__The exercise__
Work out how many lines in the listing below include the word "title". Give nothing but the number.

Data entries for graphics
::::
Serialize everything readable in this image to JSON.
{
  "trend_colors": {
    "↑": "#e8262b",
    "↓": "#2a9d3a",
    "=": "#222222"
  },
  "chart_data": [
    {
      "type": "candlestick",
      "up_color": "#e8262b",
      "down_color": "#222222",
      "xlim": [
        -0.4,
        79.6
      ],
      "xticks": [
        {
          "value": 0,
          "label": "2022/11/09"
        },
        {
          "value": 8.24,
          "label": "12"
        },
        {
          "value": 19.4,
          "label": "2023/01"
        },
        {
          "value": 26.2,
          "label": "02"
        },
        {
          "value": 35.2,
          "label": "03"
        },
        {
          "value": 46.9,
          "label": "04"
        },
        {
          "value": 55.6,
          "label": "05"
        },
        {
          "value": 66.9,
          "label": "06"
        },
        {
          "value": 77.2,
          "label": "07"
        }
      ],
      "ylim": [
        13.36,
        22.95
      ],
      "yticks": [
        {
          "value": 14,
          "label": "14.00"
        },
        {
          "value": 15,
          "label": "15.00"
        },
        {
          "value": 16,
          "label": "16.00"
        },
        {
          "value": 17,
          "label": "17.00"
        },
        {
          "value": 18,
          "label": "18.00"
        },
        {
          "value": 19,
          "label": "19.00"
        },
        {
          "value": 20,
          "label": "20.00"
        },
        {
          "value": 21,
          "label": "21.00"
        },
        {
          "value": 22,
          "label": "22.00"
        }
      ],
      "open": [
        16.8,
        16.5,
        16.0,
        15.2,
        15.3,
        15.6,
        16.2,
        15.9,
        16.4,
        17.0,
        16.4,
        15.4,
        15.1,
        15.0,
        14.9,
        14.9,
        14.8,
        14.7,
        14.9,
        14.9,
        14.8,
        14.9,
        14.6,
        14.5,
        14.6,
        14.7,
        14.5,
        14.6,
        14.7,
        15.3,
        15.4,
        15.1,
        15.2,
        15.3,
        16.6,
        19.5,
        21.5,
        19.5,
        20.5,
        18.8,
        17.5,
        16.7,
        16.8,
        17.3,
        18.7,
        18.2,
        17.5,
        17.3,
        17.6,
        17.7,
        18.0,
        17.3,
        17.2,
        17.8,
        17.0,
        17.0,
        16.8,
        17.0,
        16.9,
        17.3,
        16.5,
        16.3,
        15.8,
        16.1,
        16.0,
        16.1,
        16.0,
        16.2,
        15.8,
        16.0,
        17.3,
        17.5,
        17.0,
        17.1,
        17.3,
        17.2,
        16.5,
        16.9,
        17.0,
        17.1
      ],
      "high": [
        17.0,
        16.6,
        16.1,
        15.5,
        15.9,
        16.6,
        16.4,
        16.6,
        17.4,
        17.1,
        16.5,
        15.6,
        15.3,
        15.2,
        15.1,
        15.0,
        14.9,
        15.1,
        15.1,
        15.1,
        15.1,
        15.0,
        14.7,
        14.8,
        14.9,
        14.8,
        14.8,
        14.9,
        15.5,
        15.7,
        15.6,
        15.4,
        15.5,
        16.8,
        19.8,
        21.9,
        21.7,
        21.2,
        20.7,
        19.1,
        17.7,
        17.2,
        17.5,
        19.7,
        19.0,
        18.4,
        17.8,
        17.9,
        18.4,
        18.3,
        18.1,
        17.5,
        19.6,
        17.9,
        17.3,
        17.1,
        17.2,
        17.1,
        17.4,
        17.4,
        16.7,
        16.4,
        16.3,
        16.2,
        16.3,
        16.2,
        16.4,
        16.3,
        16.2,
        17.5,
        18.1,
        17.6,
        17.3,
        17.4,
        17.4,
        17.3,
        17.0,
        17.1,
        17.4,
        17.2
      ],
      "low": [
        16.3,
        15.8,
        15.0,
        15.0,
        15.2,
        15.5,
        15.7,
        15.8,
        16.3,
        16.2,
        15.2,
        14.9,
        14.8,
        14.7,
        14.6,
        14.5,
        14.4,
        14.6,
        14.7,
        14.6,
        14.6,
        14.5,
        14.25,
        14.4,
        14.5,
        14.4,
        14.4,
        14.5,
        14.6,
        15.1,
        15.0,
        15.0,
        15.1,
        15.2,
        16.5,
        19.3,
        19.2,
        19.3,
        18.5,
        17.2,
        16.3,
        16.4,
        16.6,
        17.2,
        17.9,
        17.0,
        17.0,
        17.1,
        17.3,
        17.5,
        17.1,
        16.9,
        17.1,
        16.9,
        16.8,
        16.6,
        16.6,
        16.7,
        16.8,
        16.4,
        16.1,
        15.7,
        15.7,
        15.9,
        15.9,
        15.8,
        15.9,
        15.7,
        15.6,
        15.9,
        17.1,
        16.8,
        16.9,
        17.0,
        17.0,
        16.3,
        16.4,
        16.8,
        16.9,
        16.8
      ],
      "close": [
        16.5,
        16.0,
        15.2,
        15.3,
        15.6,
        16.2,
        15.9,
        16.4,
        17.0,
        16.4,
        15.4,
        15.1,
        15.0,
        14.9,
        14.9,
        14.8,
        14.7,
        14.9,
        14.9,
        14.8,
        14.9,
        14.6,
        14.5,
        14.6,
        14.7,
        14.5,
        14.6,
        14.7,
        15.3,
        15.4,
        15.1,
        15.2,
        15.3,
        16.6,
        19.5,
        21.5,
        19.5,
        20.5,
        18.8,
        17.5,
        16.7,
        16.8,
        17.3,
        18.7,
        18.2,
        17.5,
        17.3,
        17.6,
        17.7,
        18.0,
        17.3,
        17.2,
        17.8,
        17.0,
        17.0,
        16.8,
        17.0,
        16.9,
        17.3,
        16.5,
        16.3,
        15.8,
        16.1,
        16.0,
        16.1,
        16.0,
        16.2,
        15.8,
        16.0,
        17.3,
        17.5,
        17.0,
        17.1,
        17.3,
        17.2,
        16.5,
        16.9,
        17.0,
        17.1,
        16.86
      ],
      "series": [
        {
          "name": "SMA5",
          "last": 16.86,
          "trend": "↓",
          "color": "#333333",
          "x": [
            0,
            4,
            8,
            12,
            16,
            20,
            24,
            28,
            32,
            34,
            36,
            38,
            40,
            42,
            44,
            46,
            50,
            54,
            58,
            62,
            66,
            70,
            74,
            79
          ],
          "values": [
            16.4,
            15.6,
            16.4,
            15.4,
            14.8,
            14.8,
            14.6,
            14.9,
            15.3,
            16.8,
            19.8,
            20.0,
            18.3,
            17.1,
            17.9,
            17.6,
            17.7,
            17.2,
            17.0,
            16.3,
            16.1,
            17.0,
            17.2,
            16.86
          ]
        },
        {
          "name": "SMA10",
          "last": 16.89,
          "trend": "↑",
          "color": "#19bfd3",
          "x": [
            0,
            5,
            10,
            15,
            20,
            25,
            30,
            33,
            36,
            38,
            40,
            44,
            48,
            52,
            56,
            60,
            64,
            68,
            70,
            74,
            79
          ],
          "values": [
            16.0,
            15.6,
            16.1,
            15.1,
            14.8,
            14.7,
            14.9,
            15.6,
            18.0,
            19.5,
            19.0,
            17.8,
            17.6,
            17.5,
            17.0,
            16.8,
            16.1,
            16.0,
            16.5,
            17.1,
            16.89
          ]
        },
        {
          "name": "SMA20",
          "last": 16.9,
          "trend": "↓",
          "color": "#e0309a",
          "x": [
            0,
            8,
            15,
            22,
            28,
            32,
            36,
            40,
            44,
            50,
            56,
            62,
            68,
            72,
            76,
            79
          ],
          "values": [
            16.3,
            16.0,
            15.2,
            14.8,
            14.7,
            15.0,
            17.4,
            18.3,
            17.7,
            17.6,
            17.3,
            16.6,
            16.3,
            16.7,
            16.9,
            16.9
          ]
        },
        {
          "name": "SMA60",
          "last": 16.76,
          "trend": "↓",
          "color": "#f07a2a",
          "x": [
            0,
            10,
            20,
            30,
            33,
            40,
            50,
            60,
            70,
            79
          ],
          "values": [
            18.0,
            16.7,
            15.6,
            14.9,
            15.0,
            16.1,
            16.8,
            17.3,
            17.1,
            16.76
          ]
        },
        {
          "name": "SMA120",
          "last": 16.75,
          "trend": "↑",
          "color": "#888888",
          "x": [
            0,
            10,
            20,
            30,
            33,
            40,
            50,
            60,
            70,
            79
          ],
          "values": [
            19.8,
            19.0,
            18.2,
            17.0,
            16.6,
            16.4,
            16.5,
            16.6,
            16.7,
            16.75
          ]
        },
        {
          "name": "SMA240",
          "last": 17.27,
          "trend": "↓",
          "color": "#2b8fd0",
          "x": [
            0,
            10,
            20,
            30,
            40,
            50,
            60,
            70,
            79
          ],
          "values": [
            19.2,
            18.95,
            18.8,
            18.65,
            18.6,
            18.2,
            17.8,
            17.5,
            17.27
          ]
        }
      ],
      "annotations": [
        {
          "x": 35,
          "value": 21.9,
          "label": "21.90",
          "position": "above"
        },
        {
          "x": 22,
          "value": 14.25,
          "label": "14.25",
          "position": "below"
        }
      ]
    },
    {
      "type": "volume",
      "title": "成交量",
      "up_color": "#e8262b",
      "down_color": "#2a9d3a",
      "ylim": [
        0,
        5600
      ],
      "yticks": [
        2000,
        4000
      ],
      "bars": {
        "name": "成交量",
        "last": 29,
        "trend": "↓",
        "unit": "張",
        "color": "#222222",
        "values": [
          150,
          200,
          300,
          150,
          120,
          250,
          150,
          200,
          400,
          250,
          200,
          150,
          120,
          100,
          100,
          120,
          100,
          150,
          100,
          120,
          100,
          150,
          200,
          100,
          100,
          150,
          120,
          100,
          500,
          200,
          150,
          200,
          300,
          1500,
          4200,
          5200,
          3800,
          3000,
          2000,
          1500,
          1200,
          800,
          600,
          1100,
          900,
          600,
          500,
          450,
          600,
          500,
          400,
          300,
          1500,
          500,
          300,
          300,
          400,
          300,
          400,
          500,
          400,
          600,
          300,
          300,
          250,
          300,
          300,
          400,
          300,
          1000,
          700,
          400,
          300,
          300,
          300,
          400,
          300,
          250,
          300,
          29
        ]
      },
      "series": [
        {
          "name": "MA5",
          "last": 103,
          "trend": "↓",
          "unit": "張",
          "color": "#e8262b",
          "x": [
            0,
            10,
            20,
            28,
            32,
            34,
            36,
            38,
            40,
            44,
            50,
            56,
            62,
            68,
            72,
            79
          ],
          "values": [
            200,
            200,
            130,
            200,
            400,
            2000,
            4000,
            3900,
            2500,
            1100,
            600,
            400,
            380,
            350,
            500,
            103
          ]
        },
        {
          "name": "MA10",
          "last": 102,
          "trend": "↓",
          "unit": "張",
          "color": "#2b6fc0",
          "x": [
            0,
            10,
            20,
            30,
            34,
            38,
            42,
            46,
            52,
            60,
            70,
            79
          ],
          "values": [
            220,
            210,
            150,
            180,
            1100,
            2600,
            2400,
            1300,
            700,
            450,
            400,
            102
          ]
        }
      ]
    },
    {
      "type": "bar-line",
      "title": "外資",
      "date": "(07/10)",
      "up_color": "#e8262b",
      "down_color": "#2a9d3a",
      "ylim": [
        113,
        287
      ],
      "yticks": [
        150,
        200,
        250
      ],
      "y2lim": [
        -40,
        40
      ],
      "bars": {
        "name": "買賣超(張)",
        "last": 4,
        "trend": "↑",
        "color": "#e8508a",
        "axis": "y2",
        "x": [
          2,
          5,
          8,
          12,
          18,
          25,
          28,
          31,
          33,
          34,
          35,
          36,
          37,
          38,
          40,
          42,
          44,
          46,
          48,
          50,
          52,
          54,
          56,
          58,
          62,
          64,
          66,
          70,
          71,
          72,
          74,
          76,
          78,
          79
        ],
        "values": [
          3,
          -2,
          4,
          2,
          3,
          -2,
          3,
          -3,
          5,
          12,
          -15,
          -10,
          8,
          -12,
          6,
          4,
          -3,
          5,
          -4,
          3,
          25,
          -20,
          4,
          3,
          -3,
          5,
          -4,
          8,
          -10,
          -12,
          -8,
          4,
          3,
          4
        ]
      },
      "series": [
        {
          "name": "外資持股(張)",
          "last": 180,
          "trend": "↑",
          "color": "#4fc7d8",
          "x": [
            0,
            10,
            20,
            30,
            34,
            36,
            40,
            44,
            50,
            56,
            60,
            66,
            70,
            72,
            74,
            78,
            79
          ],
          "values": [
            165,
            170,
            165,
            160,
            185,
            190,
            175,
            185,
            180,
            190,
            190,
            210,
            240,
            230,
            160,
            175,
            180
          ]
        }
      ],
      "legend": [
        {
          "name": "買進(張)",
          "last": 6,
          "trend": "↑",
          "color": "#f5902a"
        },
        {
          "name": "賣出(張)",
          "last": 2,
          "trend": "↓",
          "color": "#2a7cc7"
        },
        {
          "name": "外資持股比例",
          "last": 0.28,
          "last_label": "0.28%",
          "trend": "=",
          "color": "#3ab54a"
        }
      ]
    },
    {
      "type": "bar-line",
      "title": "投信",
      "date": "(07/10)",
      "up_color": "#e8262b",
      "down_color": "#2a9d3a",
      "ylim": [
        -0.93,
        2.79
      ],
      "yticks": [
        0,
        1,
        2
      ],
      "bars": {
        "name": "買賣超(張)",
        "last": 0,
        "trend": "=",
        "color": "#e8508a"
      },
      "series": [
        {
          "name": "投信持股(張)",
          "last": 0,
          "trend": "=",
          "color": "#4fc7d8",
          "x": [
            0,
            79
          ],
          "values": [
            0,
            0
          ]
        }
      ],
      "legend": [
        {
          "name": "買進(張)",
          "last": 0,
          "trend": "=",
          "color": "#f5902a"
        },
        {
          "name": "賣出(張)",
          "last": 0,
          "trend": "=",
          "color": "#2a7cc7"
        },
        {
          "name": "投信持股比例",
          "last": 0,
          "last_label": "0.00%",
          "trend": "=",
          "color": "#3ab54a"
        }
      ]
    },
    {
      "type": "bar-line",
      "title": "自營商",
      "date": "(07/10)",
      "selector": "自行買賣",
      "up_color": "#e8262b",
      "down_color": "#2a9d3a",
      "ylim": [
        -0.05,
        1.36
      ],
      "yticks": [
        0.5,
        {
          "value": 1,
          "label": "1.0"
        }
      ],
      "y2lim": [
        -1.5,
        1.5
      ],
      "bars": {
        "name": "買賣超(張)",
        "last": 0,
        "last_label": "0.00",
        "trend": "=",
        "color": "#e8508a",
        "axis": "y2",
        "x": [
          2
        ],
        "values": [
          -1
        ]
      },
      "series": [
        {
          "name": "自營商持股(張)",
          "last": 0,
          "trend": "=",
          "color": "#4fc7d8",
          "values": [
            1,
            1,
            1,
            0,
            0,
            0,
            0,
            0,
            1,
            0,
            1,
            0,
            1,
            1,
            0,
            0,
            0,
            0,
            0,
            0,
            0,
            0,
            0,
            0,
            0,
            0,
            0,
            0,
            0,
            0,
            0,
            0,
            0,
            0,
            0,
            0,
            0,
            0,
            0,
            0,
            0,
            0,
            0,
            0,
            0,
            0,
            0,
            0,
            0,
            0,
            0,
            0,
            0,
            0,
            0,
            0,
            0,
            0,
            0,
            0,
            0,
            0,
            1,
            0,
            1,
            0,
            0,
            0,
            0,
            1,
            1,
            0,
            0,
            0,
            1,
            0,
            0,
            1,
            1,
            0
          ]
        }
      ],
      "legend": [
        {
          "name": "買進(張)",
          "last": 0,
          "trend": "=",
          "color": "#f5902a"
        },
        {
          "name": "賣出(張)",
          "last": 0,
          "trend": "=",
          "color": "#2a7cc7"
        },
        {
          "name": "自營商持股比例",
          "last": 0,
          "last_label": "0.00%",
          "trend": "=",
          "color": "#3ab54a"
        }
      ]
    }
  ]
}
::::
__Answer to this exercise__
4